- [Job] Return all the data below as it stands, minus the pictures.

(Data records)

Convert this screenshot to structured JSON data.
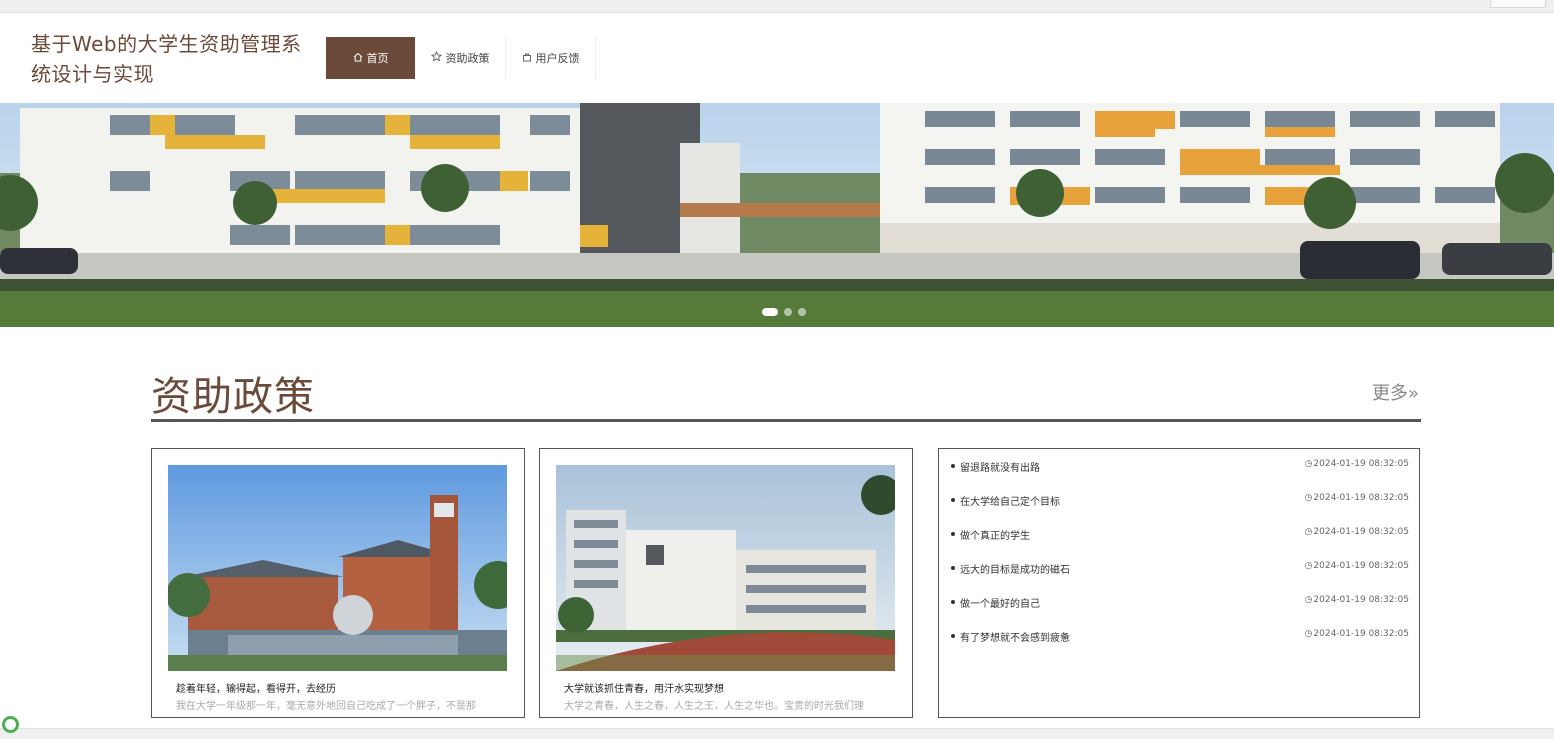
{
  "header": {
    "site_title": "基于Web的大学生资助管理系统设计与实现"
  },
  "nav": {
    "items": [
      {
        "label": "首页",
        "icon": "home-icon",
        "active": true
      },
      {
        "label": "资助政策",
        "icon": "star-icon",
        "active": false
      },
      {
        "label": "用户反馈",
        "icon": "bag-icon",
        "active": false
      }
    ]
  },
  "banner": {
    "slide_count": 3,
    "active_slide": 1
  },
  "section": {
    "title": "资助政策",
    "more_label": "更多»"
  },
  "cards": [
    {
      "title": "趁着年轻，输得起，看得开，去经历",
      "desc": "我在大学一年级那一年，毫无意外地回自己吃成了一个胖子，不是那"
    },
    {
      "title": "大学就该抓住青春，用汗水实现梦想",
      "desc": "大学之青春，人生之春，人生之王，人生之华也。宝贵的时光我们理"
    }
  ],
  "news_list": [
    {
      "title": "留退路就没有出路",
      "time": "2024-01-19 08:32:05"
    },
    {
      "title": "在大学给自己定个目标",
      "time": "2024-01-19 08:32:05"
    },
    {
      "title": "做个真正的学生",
      "time": "2024-01-19 08:32:05"
    },
    {
      "title": "远大的目标是成功的磁石",
      "time": "2024-01-19 08:32:05"
    },
    {
      "title": "做一个最好的自己",
      "time": "2024-01-19 08:32:05"
    },
    {
      "title": "有了梦想就不会感到疲惫",
      "time": "2024-01-19 08:32:05"
    }
  ],
  "colors": {
    "brand": "#6b4a3a",
    "border": "#555555"
  }
}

- [Answer to this task]
Convert this screenshot to structured JSON data.
{
  "header": {
    "site_title": "基于Web的大学生资助管理系统设计与实现"
  },
  "nav": {
    "items": [
      {
        "label": "首页",
        "icon": "home-icon",
        "active": true
      },
      {
        "label": "资助政策",
        "icon": "star-icon",
        "active": false
      },
      {
        "label": "用户反馈",
        "icon": "bag-icon",
        "active": false
      }
    ]
  },
  "banner": {
    "slide_count": 3,
    "active_slide": 1
  },
  "section": {
    "title": "资助政策",
    "more_label": "更多»"
  },
  "cards": [
    {
      "title": "趁着年轻，输得起，看得开，去经历",
      "desc": "我在大学一年级那一年，毫无意外地回自己吃成了一个胖子，不是那"
    },
    {
      "title": "大学就该抓住青春，用汗水实现梦想",
      "desc": "大学之青春，人生之春，人生之王，人生之华也。宝贵的时光我们理"
    }
  ],
  "news_list": [
    {
      "title": "留退路就没有出路",
      "time": "2024-01-19 08:32:05"
    },
    {
      "title": "在大学给自己定个目标",
      "time": "2024-01-19 08:32:05"
    },
    {
      "title": "做个真正的学生",
      "time": "2024-01-19 08:32:05"
    },
    {
      "title": "远大的目标是成功的磁石",
      "time": "2024-01-19 08:32:05"
    },
    {
      "title": "做一个最好的自己",
      "time": "2024-01-19 08:32:05"
    },
    {
      "title": "有了梦想就不会感到疲惫",
      "time": "2024-01-19 08:32:05"
    }
  ],
  "colors": {
    "brand": "#6b4a3a",
    "border": "#555555"
  }
}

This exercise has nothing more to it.